▶ **WHAT IS ASKED**
From the listing below, pick out each line with the word "Масса".

▶ **INPUT DATA**
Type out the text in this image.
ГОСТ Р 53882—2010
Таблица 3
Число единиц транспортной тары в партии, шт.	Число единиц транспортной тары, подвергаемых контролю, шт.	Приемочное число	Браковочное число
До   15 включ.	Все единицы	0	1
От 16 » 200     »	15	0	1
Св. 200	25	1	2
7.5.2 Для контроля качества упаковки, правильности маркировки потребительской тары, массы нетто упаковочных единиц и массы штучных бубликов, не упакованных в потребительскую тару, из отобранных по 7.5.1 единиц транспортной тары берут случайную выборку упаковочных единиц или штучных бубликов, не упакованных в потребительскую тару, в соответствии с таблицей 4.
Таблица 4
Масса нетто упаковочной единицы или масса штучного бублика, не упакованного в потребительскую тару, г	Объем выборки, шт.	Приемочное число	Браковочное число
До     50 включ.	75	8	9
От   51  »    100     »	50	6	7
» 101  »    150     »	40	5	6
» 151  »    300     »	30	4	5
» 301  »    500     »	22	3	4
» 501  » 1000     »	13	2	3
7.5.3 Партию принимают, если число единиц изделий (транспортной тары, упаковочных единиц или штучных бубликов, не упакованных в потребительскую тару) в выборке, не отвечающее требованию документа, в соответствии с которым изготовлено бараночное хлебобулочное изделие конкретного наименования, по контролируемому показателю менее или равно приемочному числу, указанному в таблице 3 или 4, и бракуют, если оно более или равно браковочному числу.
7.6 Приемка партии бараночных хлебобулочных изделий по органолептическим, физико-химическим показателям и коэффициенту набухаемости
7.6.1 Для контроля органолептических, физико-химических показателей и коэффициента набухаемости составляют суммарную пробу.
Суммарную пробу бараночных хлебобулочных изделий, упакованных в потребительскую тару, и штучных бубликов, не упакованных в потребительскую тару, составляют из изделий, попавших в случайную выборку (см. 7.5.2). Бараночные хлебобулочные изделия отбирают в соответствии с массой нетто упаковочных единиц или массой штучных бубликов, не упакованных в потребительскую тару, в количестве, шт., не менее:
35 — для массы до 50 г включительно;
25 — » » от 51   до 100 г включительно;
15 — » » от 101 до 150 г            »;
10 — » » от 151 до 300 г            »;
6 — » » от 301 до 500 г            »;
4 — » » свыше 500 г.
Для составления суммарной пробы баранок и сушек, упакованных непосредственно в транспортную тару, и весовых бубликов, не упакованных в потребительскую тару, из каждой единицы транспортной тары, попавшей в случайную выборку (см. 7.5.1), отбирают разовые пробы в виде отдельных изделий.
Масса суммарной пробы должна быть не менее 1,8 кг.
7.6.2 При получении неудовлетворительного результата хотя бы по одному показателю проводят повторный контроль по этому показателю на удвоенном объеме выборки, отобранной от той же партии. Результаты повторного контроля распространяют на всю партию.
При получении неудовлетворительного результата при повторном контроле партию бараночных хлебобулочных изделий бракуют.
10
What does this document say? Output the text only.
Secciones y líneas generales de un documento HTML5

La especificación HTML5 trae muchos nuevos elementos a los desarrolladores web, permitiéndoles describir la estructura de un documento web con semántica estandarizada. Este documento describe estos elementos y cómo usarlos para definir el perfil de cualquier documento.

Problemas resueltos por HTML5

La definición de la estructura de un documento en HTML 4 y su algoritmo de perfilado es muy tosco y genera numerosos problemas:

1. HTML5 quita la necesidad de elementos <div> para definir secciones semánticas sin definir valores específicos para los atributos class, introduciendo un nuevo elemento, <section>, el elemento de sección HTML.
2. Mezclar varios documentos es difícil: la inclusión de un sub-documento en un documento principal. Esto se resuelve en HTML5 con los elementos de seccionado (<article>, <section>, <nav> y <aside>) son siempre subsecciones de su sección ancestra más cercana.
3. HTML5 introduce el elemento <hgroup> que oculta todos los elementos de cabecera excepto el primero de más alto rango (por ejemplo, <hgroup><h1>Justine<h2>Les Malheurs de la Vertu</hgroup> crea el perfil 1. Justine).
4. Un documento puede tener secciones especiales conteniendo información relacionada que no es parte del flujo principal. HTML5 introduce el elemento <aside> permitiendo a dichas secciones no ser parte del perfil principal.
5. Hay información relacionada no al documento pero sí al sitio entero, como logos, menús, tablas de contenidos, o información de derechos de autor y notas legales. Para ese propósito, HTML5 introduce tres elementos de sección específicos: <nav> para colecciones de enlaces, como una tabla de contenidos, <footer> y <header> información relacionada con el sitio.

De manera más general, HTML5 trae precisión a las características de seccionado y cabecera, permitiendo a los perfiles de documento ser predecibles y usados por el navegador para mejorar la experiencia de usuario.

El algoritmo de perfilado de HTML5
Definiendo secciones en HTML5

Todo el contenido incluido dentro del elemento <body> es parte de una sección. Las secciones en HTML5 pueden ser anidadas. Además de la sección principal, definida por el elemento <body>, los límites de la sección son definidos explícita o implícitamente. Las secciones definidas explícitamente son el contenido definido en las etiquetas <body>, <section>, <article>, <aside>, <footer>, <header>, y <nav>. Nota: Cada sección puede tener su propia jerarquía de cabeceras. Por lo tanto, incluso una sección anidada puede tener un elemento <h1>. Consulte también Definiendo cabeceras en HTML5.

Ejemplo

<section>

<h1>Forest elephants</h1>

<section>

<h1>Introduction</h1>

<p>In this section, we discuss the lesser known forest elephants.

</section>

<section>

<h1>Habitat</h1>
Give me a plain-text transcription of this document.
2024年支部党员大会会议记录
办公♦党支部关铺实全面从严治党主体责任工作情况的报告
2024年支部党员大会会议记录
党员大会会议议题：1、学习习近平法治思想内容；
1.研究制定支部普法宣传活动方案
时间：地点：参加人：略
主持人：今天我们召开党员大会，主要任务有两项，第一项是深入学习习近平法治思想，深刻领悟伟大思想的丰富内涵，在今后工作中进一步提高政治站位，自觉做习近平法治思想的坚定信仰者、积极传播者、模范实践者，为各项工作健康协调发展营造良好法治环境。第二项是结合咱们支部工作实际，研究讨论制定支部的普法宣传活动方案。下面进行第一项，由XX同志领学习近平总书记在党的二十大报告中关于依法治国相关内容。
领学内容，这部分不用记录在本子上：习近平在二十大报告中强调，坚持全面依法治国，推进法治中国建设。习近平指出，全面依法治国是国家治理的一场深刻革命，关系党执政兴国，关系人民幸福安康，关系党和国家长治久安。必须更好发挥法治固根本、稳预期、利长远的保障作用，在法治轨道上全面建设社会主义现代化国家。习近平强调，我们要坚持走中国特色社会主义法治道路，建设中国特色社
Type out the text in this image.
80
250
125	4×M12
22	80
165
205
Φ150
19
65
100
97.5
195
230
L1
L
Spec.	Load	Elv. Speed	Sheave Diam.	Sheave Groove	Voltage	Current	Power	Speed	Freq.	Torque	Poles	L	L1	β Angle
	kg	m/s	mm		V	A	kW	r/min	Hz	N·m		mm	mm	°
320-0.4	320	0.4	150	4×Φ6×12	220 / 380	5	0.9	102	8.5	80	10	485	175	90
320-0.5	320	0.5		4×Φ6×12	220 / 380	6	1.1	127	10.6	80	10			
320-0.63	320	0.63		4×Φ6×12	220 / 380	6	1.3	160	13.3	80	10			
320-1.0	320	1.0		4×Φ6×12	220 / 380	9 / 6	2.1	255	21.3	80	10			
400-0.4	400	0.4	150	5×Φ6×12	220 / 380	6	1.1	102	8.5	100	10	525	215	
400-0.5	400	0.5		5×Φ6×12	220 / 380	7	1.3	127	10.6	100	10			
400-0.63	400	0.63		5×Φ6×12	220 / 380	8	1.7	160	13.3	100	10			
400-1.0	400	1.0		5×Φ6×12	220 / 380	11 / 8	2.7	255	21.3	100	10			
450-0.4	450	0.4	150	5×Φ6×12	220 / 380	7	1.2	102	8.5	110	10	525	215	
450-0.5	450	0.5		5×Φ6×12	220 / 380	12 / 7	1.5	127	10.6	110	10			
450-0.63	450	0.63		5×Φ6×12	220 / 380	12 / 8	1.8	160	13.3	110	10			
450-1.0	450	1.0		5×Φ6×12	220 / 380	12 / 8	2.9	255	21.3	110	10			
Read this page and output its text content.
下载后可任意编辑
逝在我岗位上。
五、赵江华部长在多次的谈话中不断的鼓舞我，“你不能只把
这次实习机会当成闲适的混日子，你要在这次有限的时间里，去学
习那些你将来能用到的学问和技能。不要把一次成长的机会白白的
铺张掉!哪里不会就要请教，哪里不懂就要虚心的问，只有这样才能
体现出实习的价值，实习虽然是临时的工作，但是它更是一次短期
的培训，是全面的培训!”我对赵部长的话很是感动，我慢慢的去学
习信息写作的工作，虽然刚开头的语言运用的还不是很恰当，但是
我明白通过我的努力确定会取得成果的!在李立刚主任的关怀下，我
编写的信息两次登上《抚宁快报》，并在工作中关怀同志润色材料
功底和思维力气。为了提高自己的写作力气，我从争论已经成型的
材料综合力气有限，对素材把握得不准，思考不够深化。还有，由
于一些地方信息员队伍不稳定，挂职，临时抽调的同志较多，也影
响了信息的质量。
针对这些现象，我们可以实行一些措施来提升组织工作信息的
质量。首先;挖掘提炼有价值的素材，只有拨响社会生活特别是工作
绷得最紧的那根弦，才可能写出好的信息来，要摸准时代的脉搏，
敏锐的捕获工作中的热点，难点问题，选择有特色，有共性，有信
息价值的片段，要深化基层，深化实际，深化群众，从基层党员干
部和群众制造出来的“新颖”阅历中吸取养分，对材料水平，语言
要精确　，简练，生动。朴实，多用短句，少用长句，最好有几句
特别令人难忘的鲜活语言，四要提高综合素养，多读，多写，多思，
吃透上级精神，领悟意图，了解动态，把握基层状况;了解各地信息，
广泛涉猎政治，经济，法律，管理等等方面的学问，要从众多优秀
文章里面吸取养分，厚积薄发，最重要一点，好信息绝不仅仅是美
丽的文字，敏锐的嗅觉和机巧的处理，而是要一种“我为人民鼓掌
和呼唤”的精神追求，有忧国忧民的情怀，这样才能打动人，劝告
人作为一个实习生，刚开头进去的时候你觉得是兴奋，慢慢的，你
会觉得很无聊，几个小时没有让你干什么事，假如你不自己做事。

▶ **SOLUTION**
Масса нетто упаковочной единицы или масса штучного бублика, не упакованного в потребительскую тару, г	Объем выборки, шт.	Приемочное число	Браковочное число
Масса суммарной пробы должна быть не менее 1,8 кг.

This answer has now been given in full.